Data extract:
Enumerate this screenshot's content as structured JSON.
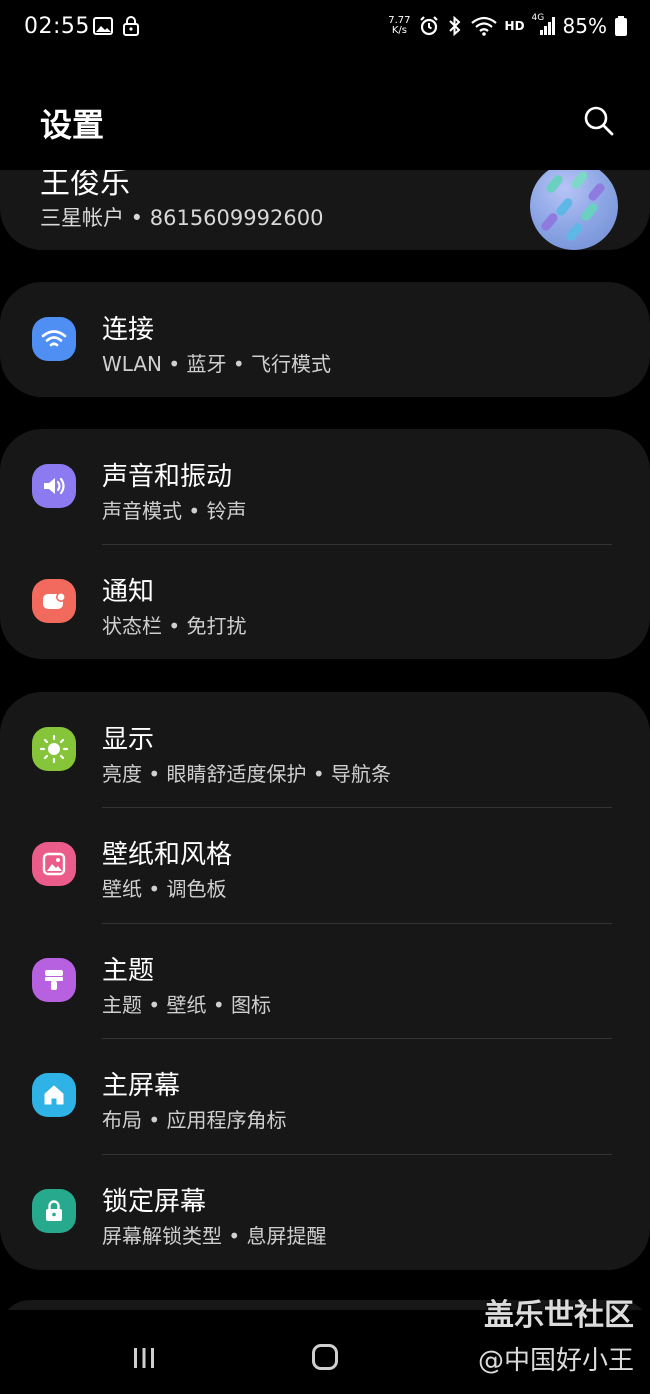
{
  "status_bar": {
    "time": "02:55",
    "net_speed_value": "7.77",
    "net_speed_unit": "K/s",
    "hd_label": "HD",
    "network_label": "4G",
    "battery_percent": "85%",
    "icons": [
      "gallery-icon",
      "lock-icon",
      "alarm-icon",
      "bluetooth-icon",
      "wifi-icon",
      "signal-icon",
      "battery-icon"
    ]
  },
  "header": {
    "title": "设置",
    "search_icon": "search-icon"
  },
  "account": {
    "name": "王俊乐",
    "subtitle": "三星帐户 • 8615609992600"
  },
  "groups": [
    {
      "items": [
        {
          "title": "连接",
          "subtitle": "WLAN • 蓝牙 • 飞行模式",
          "icon": "wifi-icon",
          "color": "#4f8ff3"
        }
      ]
    },
    {
      "items": [
        {
          "title": "声音和振动",
          "subtitle": "声音模式 • 铃声",
          "icon": "speaker-icon",
          "color": "#8c7af1"
        },
        {
          "title": "通知",
          "subtitle": "状态栏 • 免打扰",
          "icon": "notification-icon",
          "color": "#f26a5e"
        }
      ]
    },
    {
      "items": [
        {
          "title": "显示",
          "subtitle": "亮度 • 眼睛舒适度保护 • 导航条",
          "icon": "brightness-icon",
          "color": "#86c43a"
        },
        {
          "title": "壁纸和风格",
          "subtitle": "壁纸 • 调色板",
          "icon": "wallpaper-icon",
          "color": "#ec5c8a"
        },
        {
          "title": "主题",
          "subtitle": "主题 • 壁纸 • 图标",
          "icon": "theme-brush-icon",
          "color": "#b760e0"
        },
        {
          "title": "主屏幕",
          "subtitle": "布局 • 应用程序角标",
          "icon": "home-icon",
          "color": "#2fb3e6"
        },
        {
          "title": "锁定屏幕",
          "subtitle": "屏幕解锁类型 • 息屏提醒",
          "icon": "lock-icon",
          "color": "#27a98e"
        }
      ]
    }
  ],
  "navigation": {
    "recents_icon": "recents-icon",
    "home_icon": "home-button-icon"
  },
  "watermark": {
    "line1": "盖乐世社区",
    "line2": "@中国好小王"
  }
}
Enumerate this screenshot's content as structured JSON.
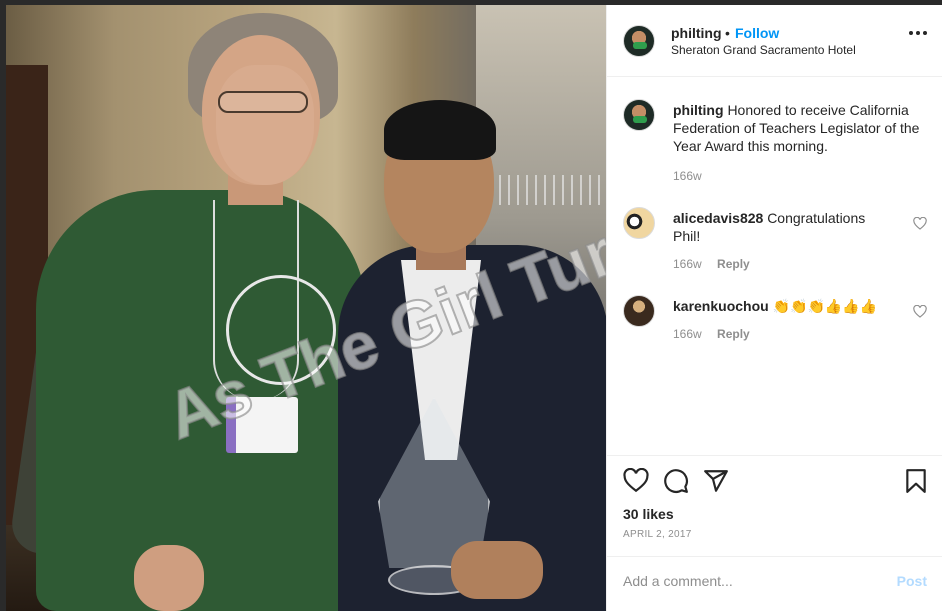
{
  "post": {
    "username": "philting",
    "separator": "•",
    "follow_label": "Follow",
    "location": "Sheraton Grand Sacramento Hotel",
    "more_icon": "more-horizontal-icon"
  },
  "photo": {
    "watermark": "As The Girl Turns, Inc."
  },
  "caption": {
    "username": "philting",
    "text": "Honored to receive California Federation of Teachers Legislator of the Year Award this morning.",
    "time": "166w"
  },
  "comments": [
    {
      "username": "alicedavis828",
      "text": "Congratulations Phil!",
      "time": "166w",
      "reply_label": "Reply"
    },
    {
      "username": "karenkuochou",
      "text": "👏👏👏👍👍👍",
      "time": "166w",
      "reply_label": "Reply"
    }
  ],
  "actions": {
    "icons": [
      "heart-icon",
      "comment-icon",
      "share-icon",
      "bookmark-icon"
    ],
    "likes": "30 likes",
    "date": "APRIL 2, 2017"
  },
  "add_comment": {
    "placeholder": "Add a comment...",
    "post_label": "Post"
  },
  "colors": {
    "accent": "#0095f6",
    "post_disabled": "#b3dbff",
    "muted": "#8e8e8e",
    "text": "#262626"
  }
}
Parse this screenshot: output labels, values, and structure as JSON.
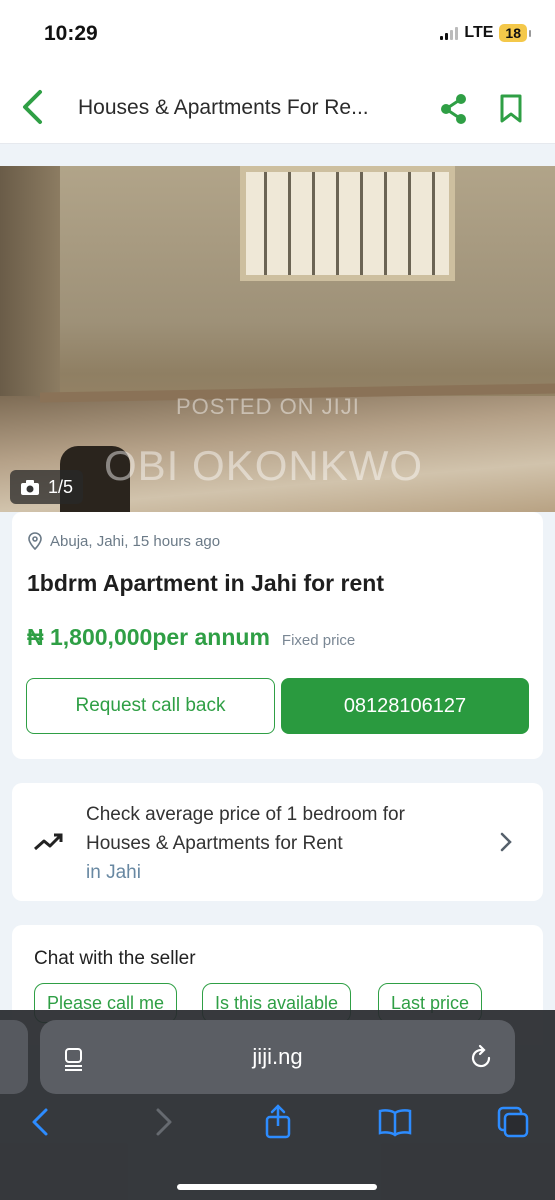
{
  "status_bar": {
    "time": "10:29",
    "network": "LTE",
    "battery": "18"
  },
  "header": {
    "title": "Houses & Apartments For Re...",
    "back_icon": "chevron-left-icon",
    "share_icon": "share-icon",
    "bookmark_icon": "bookmark-icon"
  },
  "gallery": {
    "watermark_line1": "POSTED ON JIJI",
    "watermark_line2": "OBI OKONKWO",
    "counter": "1/5"
  },
  "ad": {
    "location": "Abuja, Jahi, 15 hours ago",
    "title": "1bdrm Apartment in Jahi for rent",
    "price": "₦ 1,800,000per annum",
    "price_note": "Fixed price",
    "request_callback_label": "Request call back",
    "phone_label": "08128106127"
  },
  "avg_price": {
    "line1": "Check average price of 1 bedroom for",
    "line2": "Houses & Apartments for Rent",
    "line3": "in Jahi"
  },
  "chat": {
    "title": "Chat with the seller",
    "chips": [
      "Please call me",
      "Is this available",
      "Last price"
    ]
  },
  "browser": {
    "url": "jiji.ng"
  },
  "colors": {
    "accent": "#2f9f45",
    "background": "#eef3f8",
    "browser_bar": "#2a2c30"
  }
}
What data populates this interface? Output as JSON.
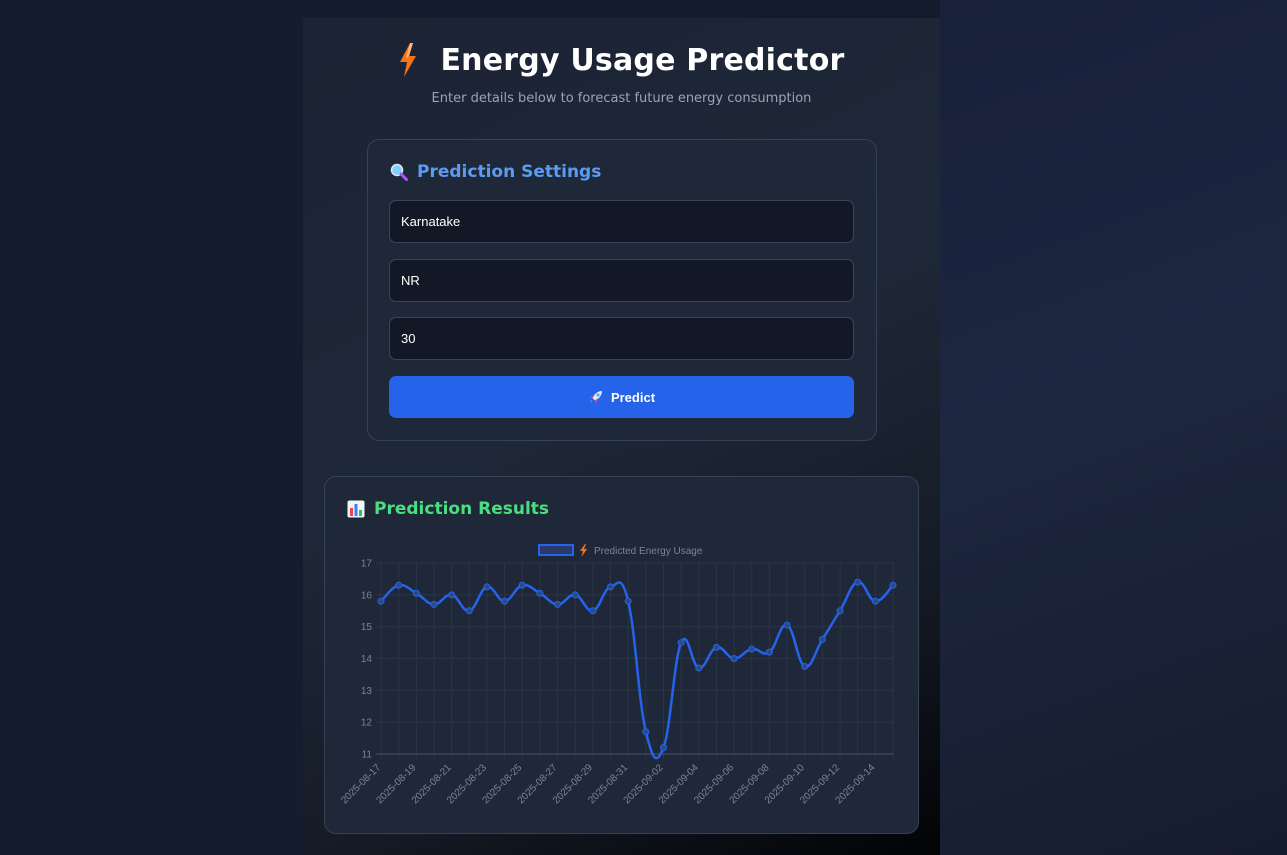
{
  "header": {
    "title": "Energy Usage Predictor",
    "subtitle": "Enter details below to forecast future energy consumption"
  },
  "settings": {
    "title": "Prediction Settings",
    "icon": "magnifier-icon",
    "state_value": "Karnatake",
    "region_value": "NR",
    "days_value": "30",
    "predict_label": "Predict",
    "predict_icon": "rocket-icon"
  },
  "results": {
    "title": "Prediction Results",
    "icon": "bar-chart-icon"
  },
  "colors": {
    "accent_blue": "#2563eb",
    "settings_title": "#5b9cf2",
    "results_title": "#4ade80",
    "bolt": "#f97316"
  },
  "chart_data": {
    "type": "line",
    "legend": "Predicted Energy Usage",
    "legend_icon": "bolt-icon",
    "legend_position": "top",
    "ylim": [
      11,
      17
    ],
    "yticks": [
      11,
      12,
      13,
      14,
      15,
      16,
      17
    ],
    "grid": true,
    "x": [
      "2025-08-17",
      "2025-08-18",
      "2025-08-19",
      "2025-08-20",
      "2025-08-21",
      "2025-08-22",
      "2025-08-23",
      "2025-08-24",
      "2025-08-25",
      "2025-08-26",
      "2025-08-27",
      "2025-08-28",
      "2025-08-29",
      "2025-08-30",
      "2025-08-31",
      "2025-09-01",
      "2025-09-02",
      "2025-09-03",
      "2025-09-04",
      "2025-09-05",
      "2025-09-06",
      "2025-09-07",
      "2025-09-08",
      "2025-09-09",
      "2025-09-10",
      "2025-09-11",
      "2025-09-12",
      "2025-09-13",
      "2025-09-14",
      "2025-09-15"
    ],
    "xtick_labels": [
      "2025-08-17",
      "2025-08-19",
      "2025-08-21",
      "2025-08-23",
      "2025-08-25",
      "2025-08-27",
      "2025-08-29",
      "2025-08-31",
      "2025-09-02",
      "2025-09-04",
      "2025-09-06",
      "2025-09-08",
      "2025-09-10",
      "2025-09-12",
      "2025-09-14"
    ],
    "series": [
      {
        "name": "Predicted Energy Usage",
        "color": "#2563eb",
        "values": [
          15.8,
          16.3,
          16.05,
          15.7,
          16.0,
          15.5,
          16.25,
          15.8,
          16.3,
          16.05,
          15.7,
          16.0,
          15.5,
          16.25,
          15.8,
          11.7,
          11.2,
          14.5,
          13.7,
          14.35,
          14.0,
          14.3,
          14.2,
          15.05,
          13.75,
          14.6,
          15.5,
          16.4,
          15.8,
          16.3
        ]
      }
    ]
  }
}
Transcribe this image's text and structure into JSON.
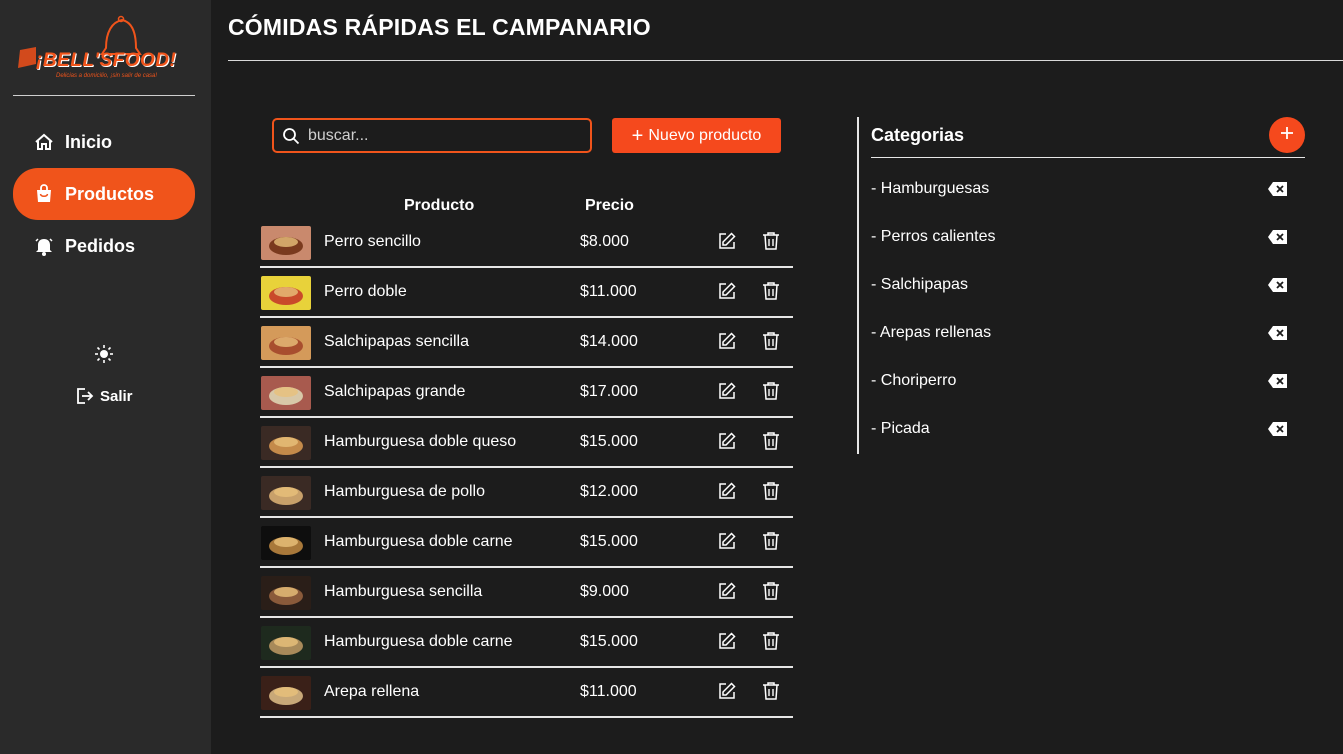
{
  "brand": {
    "logo_text": "¡BELL'SFOOD!",
    "tagline": "Delicias a domicilio, ¡sin salir de casa!"
  },
  "sidebar": {
    "items": [
      {
        "label": "Inicio",
        "icon": "home-icon",
        "active": false
      },
      {
        "label": "Productos",
        "icon": "shopping-bag-icon",
        "active": true
      },
      {
        "label": "Pedidos",
        "icon": "bell-icon",
        "active": false
      }
    ],
    "theme_icon": "sun-icon",
    "logout_label": "Salir"
  },
  "header": {
    "title": "CÓMIDAS RÁPIDAS EL CAMPANARIO"
  },
  "search": {
    "placeholder": "buscar..."
  },
  "new_product_label": "Nuevo producto",
  "table": {
    "columns": [
      "Producto",
      "Precio"
    ],
    "rows": [
      {
        "name": "Perro sencillo",
        "price": "$8.000"
      },
      {
        "name": "Perro doble",
        "price": "$11.000"
      },
      {
        "name": "Salchipapas sencilla",
        "price": "$14.000"
      },
      {
        "name": "Salchipapas grande",
        "price": "$17.000"
      },
      {
        "name": "Hamburguesa doble queso",
        "price": "$15.000"
      },
      {
        "name": "Hamburguesa de pollo",
        "price": "$12.000"
      },
      {
        "name": "Hamburguesa doble carne",
        "price": "$15.000"
      },
      {
        "name": "Hamburguesa sencilla",
        "price": "$9.000"
      },
      {
        "name": "Hamburguesa doble carne",
        "price": "$15.000"
      },
      {
        "name": "Arepa rellena",
        "price": "$11.000"
      }
    ]
  },
  "categories": {
    "title": "Categorias",
    "items": [
      "- Hamburguesas",
      "- Perros calientes",
      "- Salchipapas",
      "- Arepas rellenas",
      "- Choriperro",
      "- Picada"
    ]
  },
  "colors": {
    "accent": "#f0541b",
    "background": "#1c1c1c",
    "sidebar": "#2a2a2a"
  }
}
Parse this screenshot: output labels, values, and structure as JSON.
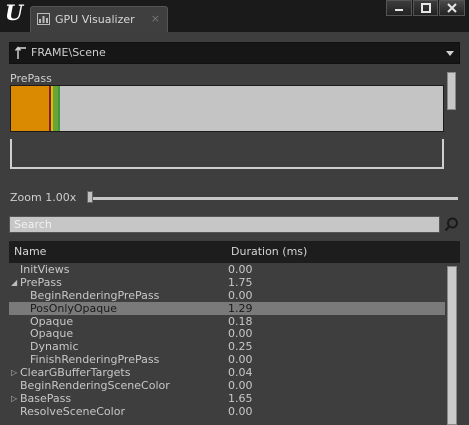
{
  "window": {
    "tab_title": "GPU Visualizer",
    "tab_close": "×",
    "minimize": "▬",
    "maximize": "□",
    "close": "✕"
  },
  "breadcrumb": {
    "label": "FRAME\\Scene",
    "up_icon": "up-arrow-icon",
    "dropdown_icon": "chevron-down-icon"
  },
  "timeline": {
    "pass_label": "PrePass",
    "segments": [
      {
        "color": "#d98a00",
        "fraction": 0.088
      },
      {
        "color": "#8b1a1a",
        "fraction": 0.005
      },
      {
        "color": "#d4c100",
        "fraction": 0.005
      },
      {
        "color": "#6aa33a",
        "fraction": 0.012
      },
      {
        "color": "#3f9a3f",
        "fraction": 0.004
      }
    ],
    "background_color": "#c4c4c4"
  },
  "zoom": {
    "label": "Zoom 1.00x",
    "value": 1.0
  },
  "search": {
    "placeholder": "Search",
    "icon": "search-icon"
  },
  "table": {
    "columns": {
      "name": "Name",
      "duration": "Duration (ms)"
    },
    "rows": [
      {
        "name": "InitViews",
        "value": "0.00",
        "depth": 0,
        "expander": "",
        "selected": false
      },
      {
        "name": "PrePass",
        "value": "1.75",
        "depth": 0,
        "expander": "◢",
        "selected": false
      },
      {
        "name": "BeginRenderingPrePass",
        "value": "0.00",
        "depth": 1,
        "expander": "",
        "selected": false
      },
      {
        "name": "PosOnlyOpaque",
        "value": "1.29",
        "depth": 1,
        "expander": "",
        "selected": true
      },
      {
        "name": "Opaque",
        "value": "0.18",
        "depth": 1,
        "expander": "",
        "selected": false
      },
      {
        "name": "Opaque",
        "value": "0.00",
        "depth": 1,
        "expander": "",
        "selected": false
      },
      {
        "name": "Dynamic",
        "value": "0.25",
        "depth": 1,
        "expander": "",
        "selected": false
      },
      {
        "name": "FinishRenderingPrePass",
        "value": "0.00",
        "depth": 1,
        "expander": "",
        "selected": false
      },
      {
        "name": "ClearGBufferTargets",
        "value": "0.04",
        "depth": 0,
        "expander": "▷",
        "selected": false
      },
      {
        "name": "BeginRenderingSceneColor",
        "value": "0.00",
        "depth": 0,
        "expander": "",
        "selected": false
      },
      {
        "name": "BasePass",
        "value": "1.65",
        "depth": 0,
        "expander": "▷",
        "selected": false
      },
      {
        "name": "ResolveSceneColor",
        "value": "0.00",
        "depth": 0,
        "expander": "",
        "selected": false
      }
    ]
  }
}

Your goal:
Where a line contains the string "Houses", extract that line.

Result for this task:
    "title": "Houses & Apartments For Re...",
    "line2": "Houses & Apartments for Rent",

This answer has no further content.